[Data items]
--*--

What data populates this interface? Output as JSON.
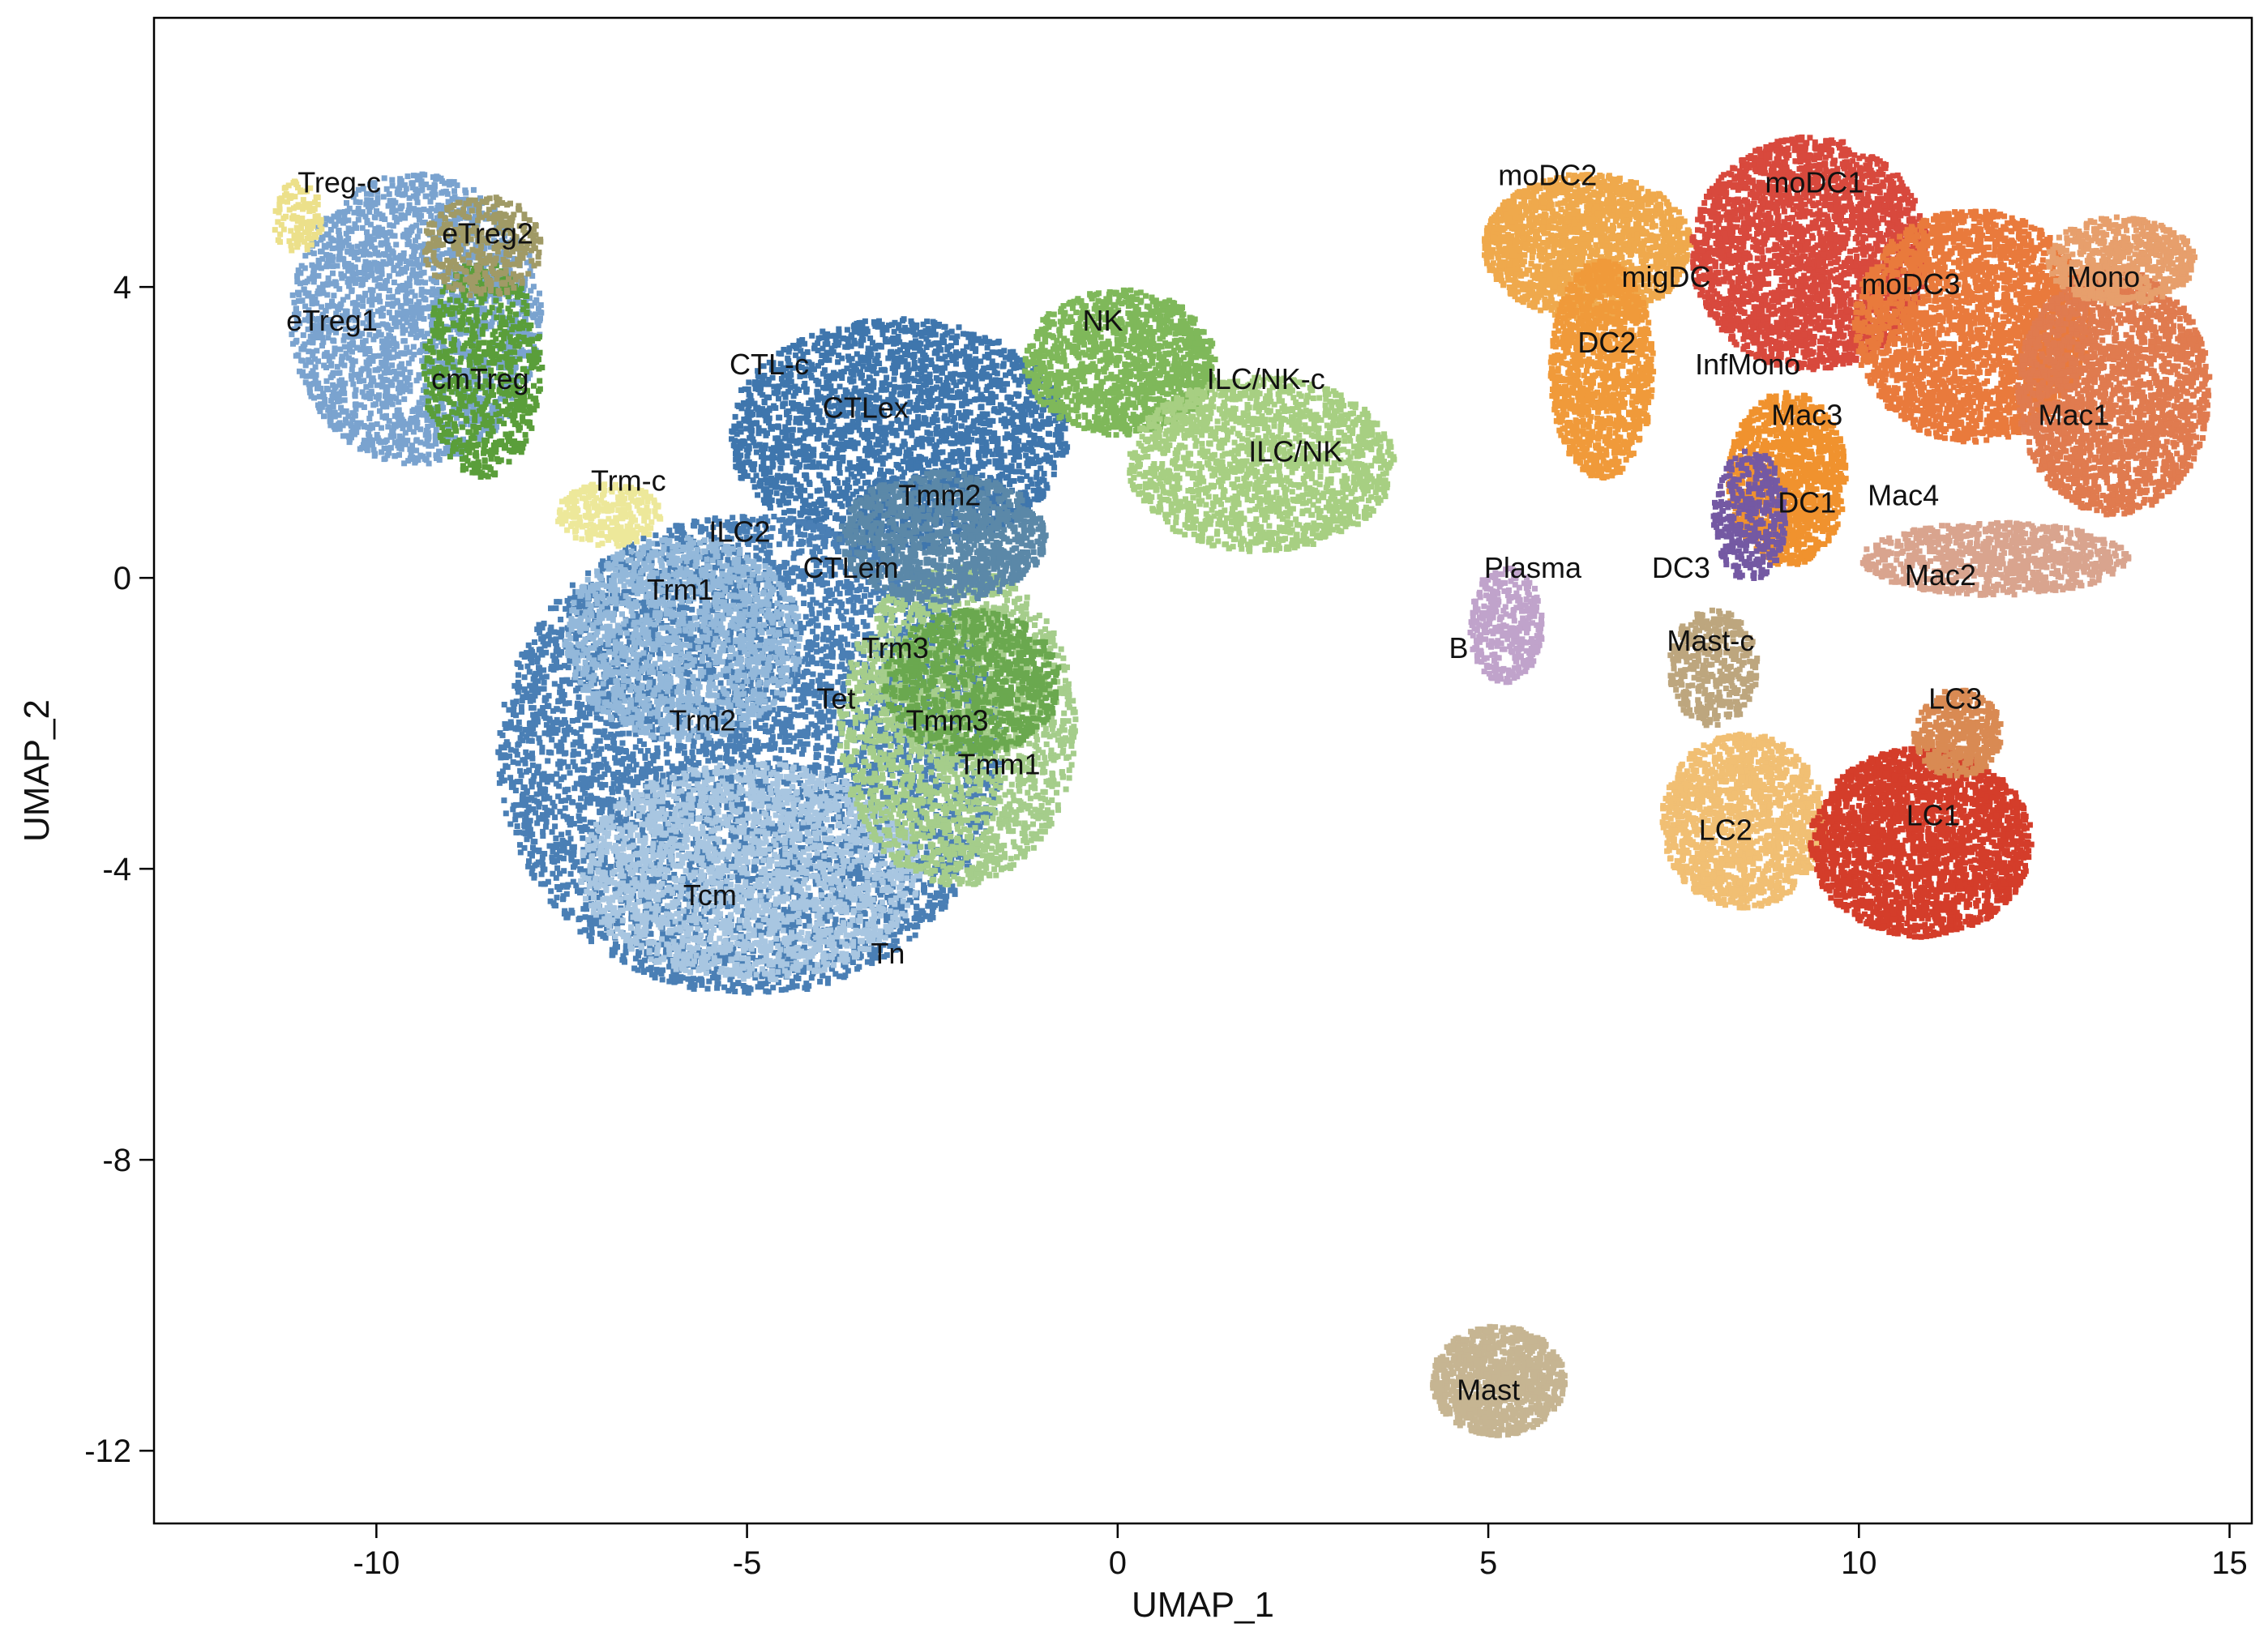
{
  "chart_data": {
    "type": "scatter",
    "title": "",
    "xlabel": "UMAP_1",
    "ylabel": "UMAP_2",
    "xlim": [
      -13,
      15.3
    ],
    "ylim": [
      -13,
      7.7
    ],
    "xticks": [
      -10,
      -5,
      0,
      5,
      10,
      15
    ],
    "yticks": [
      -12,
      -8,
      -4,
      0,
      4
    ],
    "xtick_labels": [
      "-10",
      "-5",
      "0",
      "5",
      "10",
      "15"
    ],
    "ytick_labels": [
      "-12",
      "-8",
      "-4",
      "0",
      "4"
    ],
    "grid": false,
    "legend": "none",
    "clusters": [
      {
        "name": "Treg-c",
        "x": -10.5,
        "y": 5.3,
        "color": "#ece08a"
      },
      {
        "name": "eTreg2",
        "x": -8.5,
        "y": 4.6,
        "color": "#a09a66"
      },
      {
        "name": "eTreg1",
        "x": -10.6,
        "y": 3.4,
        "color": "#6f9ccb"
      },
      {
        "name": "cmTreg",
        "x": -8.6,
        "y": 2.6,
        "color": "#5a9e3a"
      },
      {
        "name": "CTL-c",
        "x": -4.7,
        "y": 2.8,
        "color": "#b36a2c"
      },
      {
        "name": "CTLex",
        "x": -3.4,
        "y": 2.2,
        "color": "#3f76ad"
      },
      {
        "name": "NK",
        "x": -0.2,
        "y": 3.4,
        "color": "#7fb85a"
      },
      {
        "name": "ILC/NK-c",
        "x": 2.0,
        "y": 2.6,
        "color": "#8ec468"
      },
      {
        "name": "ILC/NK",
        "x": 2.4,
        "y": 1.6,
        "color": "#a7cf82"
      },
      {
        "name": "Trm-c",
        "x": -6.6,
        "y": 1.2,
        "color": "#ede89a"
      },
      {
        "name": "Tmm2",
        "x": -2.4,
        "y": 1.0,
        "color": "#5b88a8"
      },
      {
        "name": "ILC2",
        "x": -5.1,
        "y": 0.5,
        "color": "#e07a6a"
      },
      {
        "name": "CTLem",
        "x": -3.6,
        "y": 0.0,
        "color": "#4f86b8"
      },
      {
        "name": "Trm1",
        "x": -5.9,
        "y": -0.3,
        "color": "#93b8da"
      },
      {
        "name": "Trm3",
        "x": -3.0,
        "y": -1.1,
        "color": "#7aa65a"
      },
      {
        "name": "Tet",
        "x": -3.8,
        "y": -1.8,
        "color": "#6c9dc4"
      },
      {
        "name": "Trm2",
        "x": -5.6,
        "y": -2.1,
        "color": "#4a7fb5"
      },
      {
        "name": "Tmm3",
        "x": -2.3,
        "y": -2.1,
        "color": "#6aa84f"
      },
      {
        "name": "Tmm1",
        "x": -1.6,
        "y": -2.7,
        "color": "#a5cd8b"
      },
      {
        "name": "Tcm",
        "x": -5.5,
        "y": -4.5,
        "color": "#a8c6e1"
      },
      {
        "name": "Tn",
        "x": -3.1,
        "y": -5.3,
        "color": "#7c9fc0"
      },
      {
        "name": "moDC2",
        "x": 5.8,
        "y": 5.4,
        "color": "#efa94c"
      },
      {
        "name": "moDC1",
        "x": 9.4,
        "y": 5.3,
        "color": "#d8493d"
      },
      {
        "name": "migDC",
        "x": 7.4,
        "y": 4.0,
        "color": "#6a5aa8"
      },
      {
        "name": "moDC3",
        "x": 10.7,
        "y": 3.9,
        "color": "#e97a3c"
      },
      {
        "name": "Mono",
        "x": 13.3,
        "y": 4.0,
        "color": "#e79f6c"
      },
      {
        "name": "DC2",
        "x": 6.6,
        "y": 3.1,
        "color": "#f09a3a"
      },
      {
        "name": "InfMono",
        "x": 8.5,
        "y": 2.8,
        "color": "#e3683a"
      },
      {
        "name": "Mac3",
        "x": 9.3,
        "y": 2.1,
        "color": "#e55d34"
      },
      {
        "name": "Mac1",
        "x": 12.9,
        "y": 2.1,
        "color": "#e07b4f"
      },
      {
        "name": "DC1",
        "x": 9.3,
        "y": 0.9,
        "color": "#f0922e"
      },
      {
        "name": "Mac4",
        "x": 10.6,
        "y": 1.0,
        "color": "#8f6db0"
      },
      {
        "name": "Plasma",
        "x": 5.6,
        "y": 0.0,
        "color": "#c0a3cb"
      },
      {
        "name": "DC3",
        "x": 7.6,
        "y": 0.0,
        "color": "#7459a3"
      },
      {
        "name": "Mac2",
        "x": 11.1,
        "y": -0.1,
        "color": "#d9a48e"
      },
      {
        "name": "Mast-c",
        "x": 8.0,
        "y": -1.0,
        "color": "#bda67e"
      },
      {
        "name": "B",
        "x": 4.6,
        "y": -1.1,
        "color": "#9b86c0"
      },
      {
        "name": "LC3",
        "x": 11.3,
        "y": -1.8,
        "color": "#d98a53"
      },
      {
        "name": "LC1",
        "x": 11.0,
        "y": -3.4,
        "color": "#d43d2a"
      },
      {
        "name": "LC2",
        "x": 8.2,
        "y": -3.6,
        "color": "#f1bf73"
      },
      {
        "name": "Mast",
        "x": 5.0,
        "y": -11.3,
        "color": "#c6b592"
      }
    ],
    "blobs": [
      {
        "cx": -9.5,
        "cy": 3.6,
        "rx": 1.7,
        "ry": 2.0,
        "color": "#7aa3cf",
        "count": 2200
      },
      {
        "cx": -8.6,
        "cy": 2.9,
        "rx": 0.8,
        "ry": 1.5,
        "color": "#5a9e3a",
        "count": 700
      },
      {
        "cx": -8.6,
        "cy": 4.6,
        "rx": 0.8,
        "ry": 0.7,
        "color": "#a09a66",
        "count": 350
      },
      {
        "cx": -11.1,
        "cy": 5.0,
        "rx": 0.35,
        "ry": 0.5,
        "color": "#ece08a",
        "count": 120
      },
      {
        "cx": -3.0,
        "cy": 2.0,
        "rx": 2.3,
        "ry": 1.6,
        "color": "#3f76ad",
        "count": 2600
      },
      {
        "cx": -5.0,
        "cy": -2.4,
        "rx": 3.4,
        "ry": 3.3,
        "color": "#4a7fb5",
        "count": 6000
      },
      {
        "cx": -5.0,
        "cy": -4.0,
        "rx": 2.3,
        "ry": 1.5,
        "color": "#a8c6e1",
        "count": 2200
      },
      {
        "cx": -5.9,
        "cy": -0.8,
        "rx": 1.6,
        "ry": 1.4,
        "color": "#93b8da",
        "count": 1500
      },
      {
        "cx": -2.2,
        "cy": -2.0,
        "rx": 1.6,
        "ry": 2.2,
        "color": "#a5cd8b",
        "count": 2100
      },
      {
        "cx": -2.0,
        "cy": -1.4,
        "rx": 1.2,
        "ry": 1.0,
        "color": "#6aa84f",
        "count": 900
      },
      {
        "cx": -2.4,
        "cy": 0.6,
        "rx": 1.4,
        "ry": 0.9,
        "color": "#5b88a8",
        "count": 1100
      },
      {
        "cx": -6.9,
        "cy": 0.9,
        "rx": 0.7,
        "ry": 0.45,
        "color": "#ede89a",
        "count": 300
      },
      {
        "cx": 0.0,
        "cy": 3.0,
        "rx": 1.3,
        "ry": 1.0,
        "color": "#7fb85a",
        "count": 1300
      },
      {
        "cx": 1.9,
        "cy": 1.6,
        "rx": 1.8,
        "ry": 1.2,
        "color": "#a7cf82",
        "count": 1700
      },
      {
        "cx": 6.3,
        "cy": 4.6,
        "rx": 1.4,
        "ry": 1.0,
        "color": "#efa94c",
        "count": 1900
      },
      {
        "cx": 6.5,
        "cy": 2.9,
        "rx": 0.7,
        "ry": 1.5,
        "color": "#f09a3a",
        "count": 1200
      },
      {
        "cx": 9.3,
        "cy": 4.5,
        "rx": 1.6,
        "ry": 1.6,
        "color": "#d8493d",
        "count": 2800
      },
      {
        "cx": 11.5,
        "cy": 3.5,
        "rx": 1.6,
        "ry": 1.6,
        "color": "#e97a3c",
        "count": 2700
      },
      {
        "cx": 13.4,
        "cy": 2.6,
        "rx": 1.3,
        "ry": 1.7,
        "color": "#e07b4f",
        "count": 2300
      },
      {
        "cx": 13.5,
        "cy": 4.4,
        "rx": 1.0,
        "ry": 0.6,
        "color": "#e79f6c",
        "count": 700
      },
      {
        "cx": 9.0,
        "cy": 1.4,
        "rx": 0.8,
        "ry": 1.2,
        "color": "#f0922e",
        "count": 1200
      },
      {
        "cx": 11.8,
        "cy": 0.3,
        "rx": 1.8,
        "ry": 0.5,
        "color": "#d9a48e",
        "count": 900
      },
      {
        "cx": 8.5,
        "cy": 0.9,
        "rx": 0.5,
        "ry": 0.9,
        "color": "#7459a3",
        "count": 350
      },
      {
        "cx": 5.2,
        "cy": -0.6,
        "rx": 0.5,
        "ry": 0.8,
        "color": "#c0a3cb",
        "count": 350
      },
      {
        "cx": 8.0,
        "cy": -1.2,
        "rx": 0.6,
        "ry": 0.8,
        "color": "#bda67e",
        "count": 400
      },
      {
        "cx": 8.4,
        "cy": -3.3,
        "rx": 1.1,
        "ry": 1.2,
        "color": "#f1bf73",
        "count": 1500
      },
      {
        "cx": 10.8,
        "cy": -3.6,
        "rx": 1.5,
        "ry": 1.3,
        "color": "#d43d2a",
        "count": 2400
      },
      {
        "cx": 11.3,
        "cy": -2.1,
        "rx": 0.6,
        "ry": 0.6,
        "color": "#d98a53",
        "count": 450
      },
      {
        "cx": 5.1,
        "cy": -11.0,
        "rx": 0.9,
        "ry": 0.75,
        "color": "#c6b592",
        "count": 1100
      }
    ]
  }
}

--*--

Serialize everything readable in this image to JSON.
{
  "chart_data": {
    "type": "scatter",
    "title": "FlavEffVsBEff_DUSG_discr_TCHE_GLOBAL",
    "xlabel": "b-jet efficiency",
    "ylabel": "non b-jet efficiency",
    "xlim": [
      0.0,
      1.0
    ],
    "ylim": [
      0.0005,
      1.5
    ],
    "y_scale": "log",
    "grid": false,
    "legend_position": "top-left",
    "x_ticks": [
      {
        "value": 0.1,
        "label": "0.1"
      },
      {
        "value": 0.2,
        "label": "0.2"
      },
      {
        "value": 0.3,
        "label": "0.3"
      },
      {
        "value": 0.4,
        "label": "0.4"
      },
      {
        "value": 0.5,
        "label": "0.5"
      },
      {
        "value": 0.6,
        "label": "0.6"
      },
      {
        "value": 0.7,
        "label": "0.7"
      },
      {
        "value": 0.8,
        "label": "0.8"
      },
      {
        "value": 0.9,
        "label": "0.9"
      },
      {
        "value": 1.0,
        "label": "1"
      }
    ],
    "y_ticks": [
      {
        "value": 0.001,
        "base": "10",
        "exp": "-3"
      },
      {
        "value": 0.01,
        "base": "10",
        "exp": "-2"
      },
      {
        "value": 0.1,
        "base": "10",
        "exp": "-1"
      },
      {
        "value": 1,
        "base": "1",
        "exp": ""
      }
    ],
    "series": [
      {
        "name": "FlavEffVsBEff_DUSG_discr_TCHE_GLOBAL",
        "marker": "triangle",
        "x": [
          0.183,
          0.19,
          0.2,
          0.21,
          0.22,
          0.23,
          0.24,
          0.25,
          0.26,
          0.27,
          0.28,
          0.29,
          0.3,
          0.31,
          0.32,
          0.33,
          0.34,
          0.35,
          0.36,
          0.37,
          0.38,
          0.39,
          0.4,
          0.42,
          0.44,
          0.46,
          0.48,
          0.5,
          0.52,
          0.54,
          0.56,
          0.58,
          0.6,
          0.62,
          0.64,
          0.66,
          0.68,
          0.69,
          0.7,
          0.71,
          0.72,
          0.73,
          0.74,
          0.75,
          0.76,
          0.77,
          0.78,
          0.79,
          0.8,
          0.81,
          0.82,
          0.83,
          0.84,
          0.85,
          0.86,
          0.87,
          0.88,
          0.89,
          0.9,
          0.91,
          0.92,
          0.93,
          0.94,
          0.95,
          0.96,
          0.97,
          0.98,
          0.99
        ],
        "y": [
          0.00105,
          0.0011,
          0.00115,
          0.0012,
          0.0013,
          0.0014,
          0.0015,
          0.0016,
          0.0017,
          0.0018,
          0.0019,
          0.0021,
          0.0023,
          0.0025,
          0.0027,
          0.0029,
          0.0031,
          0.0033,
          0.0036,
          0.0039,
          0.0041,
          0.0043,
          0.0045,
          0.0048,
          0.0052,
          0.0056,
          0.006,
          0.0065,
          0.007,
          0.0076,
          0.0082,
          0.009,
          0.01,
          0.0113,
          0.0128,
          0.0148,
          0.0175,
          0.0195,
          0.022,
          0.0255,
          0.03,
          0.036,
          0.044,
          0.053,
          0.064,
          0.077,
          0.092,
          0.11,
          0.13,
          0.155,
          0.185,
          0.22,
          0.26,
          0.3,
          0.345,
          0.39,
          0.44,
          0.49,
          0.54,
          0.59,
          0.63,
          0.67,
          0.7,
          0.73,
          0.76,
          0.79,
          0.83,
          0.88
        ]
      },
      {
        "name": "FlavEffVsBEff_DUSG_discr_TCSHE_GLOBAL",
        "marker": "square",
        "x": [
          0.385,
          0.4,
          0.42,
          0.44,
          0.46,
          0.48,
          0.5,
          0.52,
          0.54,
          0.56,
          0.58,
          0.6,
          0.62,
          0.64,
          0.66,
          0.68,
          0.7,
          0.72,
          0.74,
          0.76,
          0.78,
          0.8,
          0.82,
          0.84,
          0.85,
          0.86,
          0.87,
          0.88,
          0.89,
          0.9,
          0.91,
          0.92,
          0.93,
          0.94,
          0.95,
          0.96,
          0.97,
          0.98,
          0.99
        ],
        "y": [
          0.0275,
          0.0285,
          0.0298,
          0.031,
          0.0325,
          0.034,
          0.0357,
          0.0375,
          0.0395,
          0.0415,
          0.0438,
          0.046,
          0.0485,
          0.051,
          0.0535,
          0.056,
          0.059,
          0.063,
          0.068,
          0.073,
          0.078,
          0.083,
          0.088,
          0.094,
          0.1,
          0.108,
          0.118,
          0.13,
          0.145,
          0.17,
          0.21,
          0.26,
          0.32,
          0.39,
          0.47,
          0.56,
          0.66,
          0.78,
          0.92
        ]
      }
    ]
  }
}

--*--

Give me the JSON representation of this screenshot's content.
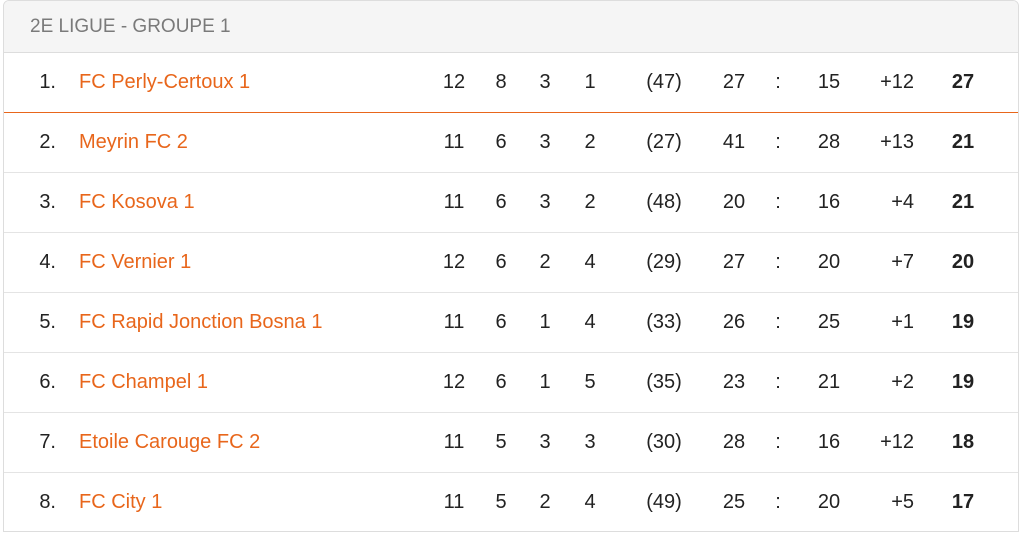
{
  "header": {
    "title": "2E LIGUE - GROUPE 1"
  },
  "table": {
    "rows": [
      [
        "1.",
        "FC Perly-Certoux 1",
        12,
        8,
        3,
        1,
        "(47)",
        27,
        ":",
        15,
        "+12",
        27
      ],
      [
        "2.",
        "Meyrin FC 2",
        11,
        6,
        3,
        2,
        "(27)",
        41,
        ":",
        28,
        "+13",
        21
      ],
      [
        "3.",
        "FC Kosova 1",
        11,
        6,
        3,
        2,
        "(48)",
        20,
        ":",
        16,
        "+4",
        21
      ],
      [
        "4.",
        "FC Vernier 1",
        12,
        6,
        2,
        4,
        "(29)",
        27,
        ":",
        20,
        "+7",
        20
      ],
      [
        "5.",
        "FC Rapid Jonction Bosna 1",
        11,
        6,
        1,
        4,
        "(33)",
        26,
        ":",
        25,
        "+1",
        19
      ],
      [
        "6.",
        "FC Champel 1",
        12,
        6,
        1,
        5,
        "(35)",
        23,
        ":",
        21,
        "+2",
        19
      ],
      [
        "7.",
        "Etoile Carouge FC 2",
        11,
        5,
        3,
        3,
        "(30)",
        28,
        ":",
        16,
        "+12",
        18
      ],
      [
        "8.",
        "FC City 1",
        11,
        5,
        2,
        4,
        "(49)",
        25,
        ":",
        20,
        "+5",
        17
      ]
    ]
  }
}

--*--

**Exercise requirements:** Track down every line holding the string "efficiency" and copy it.

**Written answer:**
    "xlabel": "b-jet efficiency",
    "ylabel": "non b-jet efficiency",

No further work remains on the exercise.